### WHAT THE TASK REQUIRES
Wherever the word "广灵振广投资发展有限公司" appears in the entries, copy the whole line.
>> start
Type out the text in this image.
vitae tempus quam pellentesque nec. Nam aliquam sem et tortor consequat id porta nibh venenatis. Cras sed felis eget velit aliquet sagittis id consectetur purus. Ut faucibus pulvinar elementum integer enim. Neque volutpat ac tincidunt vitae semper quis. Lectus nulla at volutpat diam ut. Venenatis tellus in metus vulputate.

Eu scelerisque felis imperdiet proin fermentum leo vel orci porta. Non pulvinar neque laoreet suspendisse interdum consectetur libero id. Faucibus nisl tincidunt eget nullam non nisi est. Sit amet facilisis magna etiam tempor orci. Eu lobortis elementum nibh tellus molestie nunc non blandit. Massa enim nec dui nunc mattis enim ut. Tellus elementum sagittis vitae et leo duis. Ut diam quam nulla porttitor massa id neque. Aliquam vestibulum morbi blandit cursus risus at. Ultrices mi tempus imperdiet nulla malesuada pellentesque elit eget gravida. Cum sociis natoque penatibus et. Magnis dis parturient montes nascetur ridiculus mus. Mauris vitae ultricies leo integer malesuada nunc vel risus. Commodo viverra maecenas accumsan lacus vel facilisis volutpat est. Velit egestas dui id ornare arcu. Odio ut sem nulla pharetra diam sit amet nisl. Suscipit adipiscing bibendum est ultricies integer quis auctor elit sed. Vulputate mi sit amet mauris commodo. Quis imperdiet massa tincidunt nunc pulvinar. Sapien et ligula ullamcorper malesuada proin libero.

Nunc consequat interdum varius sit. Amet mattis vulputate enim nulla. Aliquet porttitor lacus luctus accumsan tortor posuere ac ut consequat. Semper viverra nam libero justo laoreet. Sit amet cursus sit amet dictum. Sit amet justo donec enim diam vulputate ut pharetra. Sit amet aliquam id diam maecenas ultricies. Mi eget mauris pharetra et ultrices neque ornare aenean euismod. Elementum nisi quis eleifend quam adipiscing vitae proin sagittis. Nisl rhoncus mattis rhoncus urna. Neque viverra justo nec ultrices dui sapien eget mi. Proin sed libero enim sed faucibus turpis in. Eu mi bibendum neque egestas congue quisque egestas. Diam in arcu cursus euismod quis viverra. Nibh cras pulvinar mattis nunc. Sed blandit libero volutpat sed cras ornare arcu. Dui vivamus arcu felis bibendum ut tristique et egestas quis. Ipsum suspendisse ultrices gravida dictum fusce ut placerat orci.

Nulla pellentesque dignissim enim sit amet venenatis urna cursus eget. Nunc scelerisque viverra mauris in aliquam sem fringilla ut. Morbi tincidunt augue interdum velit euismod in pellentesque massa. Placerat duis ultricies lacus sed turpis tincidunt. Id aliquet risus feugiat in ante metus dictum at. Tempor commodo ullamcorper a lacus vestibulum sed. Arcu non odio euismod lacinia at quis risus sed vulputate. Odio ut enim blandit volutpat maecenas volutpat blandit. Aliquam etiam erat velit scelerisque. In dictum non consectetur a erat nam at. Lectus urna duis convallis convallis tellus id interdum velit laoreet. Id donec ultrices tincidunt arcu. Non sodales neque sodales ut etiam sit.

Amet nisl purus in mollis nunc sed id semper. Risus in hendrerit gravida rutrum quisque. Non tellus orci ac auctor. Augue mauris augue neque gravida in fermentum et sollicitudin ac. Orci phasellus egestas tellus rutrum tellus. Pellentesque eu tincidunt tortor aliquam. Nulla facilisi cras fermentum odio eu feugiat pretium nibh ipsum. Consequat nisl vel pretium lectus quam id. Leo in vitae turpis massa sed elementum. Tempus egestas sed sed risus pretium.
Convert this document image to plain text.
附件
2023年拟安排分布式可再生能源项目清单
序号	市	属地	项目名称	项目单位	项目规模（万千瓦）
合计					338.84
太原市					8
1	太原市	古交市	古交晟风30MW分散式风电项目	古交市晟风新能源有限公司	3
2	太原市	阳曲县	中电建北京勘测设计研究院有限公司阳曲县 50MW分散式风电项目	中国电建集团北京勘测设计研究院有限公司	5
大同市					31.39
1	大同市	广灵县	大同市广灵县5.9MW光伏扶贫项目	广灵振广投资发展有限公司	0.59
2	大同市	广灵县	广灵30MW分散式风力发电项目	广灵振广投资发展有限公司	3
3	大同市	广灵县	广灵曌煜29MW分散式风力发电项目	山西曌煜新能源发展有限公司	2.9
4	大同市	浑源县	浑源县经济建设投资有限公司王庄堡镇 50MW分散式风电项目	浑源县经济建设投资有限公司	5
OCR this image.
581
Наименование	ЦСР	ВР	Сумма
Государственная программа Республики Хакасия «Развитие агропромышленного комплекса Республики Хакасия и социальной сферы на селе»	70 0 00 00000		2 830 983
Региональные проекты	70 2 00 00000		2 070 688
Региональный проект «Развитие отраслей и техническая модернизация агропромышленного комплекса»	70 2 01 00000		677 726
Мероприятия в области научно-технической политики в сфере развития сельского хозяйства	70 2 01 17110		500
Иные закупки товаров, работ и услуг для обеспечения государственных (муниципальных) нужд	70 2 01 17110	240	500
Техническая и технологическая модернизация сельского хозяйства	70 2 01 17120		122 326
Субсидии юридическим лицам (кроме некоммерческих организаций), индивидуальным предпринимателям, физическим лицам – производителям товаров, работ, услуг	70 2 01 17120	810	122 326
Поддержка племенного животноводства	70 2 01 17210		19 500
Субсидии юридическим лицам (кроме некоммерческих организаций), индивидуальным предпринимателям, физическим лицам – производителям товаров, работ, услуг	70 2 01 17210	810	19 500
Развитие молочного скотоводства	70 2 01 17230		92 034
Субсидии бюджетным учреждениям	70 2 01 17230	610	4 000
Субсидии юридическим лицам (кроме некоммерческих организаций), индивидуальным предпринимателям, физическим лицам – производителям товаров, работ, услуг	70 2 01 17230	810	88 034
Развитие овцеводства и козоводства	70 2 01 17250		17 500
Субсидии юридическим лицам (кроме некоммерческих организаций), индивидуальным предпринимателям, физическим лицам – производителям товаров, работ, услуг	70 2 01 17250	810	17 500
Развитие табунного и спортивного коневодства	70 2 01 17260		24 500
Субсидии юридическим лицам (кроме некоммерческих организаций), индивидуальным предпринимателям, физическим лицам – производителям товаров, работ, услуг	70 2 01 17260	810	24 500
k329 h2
>> end
### RESULT OF THIS TASK
1	大同市	广灵县	大同市广灵县5.9MW光伏扶贫项目	广灵振广投资发展有限公司	0.59
2	大同市	广灵县	广灵30MW分散式风力发电项目	广灵振广投资发展有限公司	3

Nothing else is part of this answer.